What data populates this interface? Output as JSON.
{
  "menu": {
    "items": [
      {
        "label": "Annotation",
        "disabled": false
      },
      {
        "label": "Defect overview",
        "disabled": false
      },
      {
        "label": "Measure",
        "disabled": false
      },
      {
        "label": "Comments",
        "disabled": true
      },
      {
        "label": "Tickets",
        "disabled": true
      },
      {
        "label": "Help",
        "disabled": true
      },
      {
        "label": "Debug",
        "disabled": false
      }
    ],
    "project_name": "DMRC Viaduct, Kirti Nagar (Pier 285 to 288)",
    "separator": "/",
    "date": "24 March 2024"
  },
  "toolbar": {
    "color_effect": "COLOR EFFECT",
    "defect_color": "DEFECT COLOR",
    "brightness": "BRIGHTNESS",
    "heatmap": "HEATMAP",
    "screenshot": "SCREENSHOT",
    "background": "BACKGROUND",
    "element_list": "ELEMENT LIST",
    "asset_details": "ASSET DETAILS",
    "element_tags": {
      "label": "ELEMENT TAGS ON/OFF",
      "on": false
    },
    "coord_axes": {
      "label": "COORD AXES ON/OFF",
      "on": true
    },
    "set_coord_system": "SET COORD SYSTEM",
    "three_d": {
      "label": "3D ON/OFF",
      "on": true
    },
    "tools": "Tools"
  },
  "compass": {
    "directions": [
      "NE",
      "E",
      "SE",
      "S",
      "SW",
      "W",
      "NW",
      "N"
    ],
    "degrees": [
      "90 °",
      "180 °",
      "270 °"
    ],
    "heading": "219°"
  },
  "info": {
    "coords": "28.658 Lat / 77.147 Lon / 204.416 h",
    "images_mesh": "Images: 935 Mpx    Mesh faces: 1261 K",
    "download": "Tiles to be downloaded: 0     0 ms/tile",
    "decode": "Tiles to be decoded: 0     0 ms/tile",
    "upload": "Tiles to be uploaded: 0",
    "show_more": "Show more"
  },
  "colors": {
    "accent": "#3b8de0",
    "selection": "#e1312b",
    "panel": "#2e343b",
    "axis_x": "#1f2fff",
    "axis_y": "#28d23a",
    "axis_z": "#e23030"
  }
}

==*==

**STATED GOAL**:
Check each line of the records for the word "Tiles" and extract those that contain it.

**RESULT OF THE EXERCISE**:
    "download": "Tiles to be downloaded: 0     0 ms/tile",
    "decode": "Tiles to be decoded: 0     0 ms/tile",
    "upload": "Tiles to be uploaded: 0",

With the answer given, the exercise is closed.